— WRITTEN INSTRUCTION —
Pull out every line of the material below and reproduce each one word for word.

— Collection entries —
====
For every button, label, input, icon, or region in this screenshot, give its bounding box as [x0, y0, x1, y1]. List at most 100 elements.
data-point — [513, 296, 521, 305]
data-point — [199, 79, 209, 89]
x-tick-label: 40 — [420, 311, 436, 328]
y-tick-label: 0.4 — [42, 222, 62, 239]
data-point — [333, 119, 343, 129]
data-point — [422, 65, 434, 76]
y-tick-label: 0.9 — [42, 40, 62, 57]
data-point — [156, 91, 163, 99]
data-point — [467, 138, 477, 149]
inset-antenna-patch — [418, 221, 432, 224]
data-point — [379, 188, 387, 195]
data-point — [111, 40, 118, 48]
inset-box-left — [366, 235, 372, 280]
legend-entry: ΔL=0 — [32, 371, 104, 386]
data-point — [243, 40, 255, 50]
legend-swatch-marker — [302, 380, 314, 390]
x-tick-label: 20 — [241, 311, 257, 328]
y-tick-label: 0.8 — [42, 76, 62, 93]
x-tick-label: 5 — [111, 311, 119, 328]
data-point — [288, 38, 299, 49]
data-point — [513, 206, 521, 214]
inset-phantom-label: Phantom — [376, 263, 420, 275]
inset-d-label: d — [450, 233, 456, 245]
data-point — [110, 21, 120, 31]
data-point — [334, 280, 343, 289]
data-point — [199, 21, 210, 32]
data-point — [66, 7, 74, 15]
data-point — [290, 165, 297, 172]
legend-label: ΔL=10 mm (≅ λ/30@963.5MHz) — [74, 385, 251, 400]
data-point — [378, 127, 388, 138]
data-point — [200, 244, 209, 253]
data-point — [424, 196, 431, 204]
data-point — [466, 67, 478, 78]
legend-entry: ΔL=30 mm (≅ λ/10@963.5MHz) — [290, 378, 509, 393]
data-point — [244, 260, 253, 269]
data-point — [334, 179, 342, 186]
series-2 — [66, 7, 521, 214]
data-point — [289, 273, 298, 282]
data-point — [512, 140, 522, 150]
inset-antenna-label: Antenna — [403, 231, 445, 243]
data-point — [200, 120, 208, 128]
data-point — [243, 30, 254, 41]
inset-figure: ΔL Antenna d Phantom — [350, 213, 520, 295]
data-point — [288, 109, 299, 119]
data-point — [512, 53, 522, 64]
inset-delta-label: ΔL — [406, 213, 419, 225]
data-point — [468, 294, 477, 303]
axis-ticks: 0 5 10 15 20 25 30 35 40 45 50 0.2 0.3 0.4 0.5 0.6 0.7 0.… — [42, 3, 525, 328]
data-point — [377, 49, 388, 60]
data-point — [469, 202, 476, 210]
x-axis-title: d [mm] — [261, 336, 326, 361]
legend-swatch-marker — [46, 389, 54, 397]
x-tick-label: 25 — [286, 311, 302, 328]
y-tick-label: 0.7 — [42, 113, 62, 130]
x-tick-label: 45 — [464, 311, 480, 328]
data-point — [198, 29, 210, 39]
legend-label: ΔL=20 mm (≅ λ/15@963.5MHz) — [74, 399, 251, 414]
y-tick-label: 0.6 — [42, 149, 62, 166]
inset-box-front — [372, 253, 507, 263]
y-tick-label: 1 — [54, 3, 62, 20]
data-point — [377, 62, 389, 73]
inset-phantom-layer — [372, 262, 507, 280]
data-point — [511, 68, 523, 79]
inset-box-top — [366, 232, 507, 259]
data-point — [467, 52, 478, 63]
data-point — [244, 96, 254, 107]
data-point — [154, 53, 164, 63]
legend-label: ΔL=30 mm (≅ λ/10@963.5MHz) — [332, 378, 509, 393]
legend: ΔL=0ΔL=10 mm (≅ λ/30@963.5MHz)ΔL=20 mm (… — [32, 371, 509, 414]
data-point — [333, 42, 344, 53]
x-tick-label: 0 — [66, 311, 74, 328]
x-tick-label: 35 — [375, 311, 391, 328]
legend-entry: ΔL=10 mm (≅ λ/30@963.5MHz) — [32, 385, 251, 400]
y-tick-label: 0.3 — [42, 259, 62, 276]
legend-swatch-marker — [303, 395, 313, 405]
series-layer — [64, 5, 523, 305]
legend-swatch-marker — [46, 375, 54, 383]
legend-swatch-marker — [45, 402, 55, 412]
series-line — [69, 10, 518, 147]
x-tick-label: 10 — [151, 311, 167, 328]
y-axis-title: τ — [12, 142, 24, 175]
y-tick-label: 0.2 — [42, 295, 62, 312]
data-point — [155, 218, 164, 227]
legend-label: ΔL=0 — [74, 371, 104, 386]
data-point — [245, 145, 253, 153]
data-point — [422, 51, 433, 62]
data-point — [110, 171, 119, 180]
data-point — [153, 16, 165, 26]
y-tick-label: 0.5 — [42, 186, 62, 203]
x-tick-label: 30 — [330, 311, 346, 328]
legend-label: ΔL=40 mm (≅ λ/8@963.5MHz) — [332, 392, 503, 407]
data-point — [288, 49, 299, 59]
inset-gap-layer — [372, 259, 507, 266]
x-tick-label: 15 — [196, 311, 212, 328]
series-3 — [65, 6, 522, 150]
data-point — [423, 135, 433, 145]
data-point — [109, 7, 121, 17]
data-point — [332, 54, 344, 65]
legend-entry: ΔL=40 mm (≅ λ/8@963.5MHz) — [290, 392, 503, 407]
====
— EXERCISE ANSWER —
For every button, label, input, icon, or region in this screenshot, give its bounding box as [x0, y0, x1, y1]. List at most 100 elements.
data-point — [513, 296, 521, 305]
data-point — [199, 79, 209, 89]
x-tick-label: 40 — [420, 311, 436, 328]
y-tick-label: 0.4 — [42, 222, 62, 239]
data-point — [333, 119, 343, 129]
data-point — [422, 65, 434, 76]
y-tick-label: 0.9 — [42, 40, 62, 57]
data-point — [156, 91, 163, 99]
data-point — [467, 138, 477, 149]
inset-antenna-patch — [418, 221, 432, 224]
data-point — [379, 188, 387, 195]
data-point — [111, 40, 118, 48]
inset-box-left — [366, 235, 372, 280]
legend-entry: ΔL=0 — [32, 371, 104, 386]
data-point — [243, 40, 255, 50]
legend-swatch-marker — [302, 380, 314, 390]
x-tick-label: 20 — [241, 311, 257, 328]
y-tick-label: 0.8 — [42, 76, 62, 93]
x-tick-label: 5 — [111, 311, 119, 328]
data-point — [288, 38, 299, 49]
data-point — [513, 206, 521, 214]
inset-phantom-label: Phantom — [376, 263, 420, 275]
inset-d-label: d — [450, 233, 456, 245]
data-point — [110, 21, 120, 31]
data-point — [334, 280, 343, 289]
data-point — [199, 21, 210, 32]
data-point — [66, 7, 74, 15]
data-point — [290, 165, 297, 172]
legend-label: ΔL=10 mm (≅ λ/30@963.5MHz) — [74, 385, 251, 400]
data-point — [378, 127, 388, 138]
data-point — [200, 244, 209, 253]
data-point — [424, 196, 431, 204]
data-point — [466, 67, 478, 78]
legend-entry: ΔL=30 mm (≅ λ/10@963.5MHz) — [290, 378, 509, 393]
data-point — [244, 260, 253, 269]
data-point — [334, 179, 342, 186]
series-2 — [66, 7, 521, 214]
data-point — [289, 273, 298, 282]
data-point — [512, 140, 522, 150]
inset-antenna-label: Antenna — [403, 231, 445, 243]
data-point — [200, 120, 208, 128]
data-point — [243, 30, 254, 41]
inset-figure: ΔL Antenna d Phantom — [350, 213, 520, 295]
data-point — [288, 109, 299, 119]
data-point — [512, 53, 522, 64]
inset-delta-label: ΔL — [406, 213, 419, 225]
data-point — [468, 294, 477, 303]
axis-ticks: 0 5 10 15 20 25 30 35 40 45 50 0.2 0.3 0.4 0.5 0.6 0.7 0.… — [42, 3, 525, 328]
data-point — [377, 49, 388, 60]
data-point — [469, 202, 476, 210]
x-axis-title: d [mm] — [261, 336, 326, 361]
legend-swatch-marker — [46, 389, 54, 397]
x-tick-label: 25 — [286, 311, 302, 328]
y-tick-label: 0.7 — [42, 113, 62, 130]
x-tick-label: 45 — [464, 311, 480, 328]
data-point — [198, 29, 210, 39]
legend-label: ΔL=20 mm (≅ λ/15@963.5MHz) — [74, 399, 251, 414]
y-tick-label: 0.6 — [42, 149, 62, 166]
inset-box-front — [372, 253, 507, 263]
y-tick-label: 1 — [54, 3, 62, 20]
data-point — [377, 62, 389, 73]
inset-phantom-layer — [372, 262, 507, 280]
data-point — [511, 68, 523, 79]
inset-box-top — [366, 232, 507, 259]
data-point — [467, 52, 478, 63]
data-point — [244, 96, 254, 107]
data-point — [154, 53, 164, 63]
legend-label: ΔL=30 mm (≅ λ/10@963.5MHz) — [332, 378, 509, 393]
legend: ΔL=0ΔL=10 mm (≅ λ/30@963.5MHz)ΔL=20 mm (… — [32, 371, 509, 414]
data-point — [333, 42, 344, 53]
x-tick-label: 0 — [66, 311, 74, 328]
x-tick-label: 35 — [375, 311, 391, 328]
legend-entry: ΔL=10 mm (≅ λ/30@963.5MHz) — [32, 385, 251, 400]
y-tick-label: 0.3 — [42, 259, 62, 276]
legend-swatch-marker — [303, 395, 313, 405]
series-layer — [64, 5, 523, 305]
legend-swatch-marker — [46, 375, 54, 383]
legend-swatch-marker — [45, 402, 55, 412]
series-line — [69, 10, 518, 147]
x-tick-label: 10 — [151, 311, 167, 328]
y-axis-title: τ — [12, 142, 24, 175]
y-tick-label: 0.2 — [42, 295, 62, 312]
data-point — [155, 218, 164, 227]
legend-label: ΔL=0 — [74, 371, 104, 386]
data-point — [245, 145, 253, 153]
data-point — [422, 51, 433, 62]
data-point — [110, 171, 119, 180]
data-point — [153, 16, 165, 26]
y-tick-label: 0.5 — [42, 186, 62, 203]
x-tick-label: 30 — [330, 311, 346, 328]
legend-label: ΔL=40 mm (≅ λ/8@963.5MHz) — [332, 392, 503, 407]
data-point — [288, 49, 299, 59]
inset-gap-layer — [372, 259, 507, 266]
x-tick-label: 15 — [196, 311, 212, 328]
series-3 — [65, 6, 522, 150]
data-point — [423, 135, 433, 145]
data-point — [109, 7, 121, 17]
data-point — [332, 54, 344, 65]
legend-entry: ΔL=40 mm (≅ λ/8@963.5MHz) — [290, 392, 503, 407]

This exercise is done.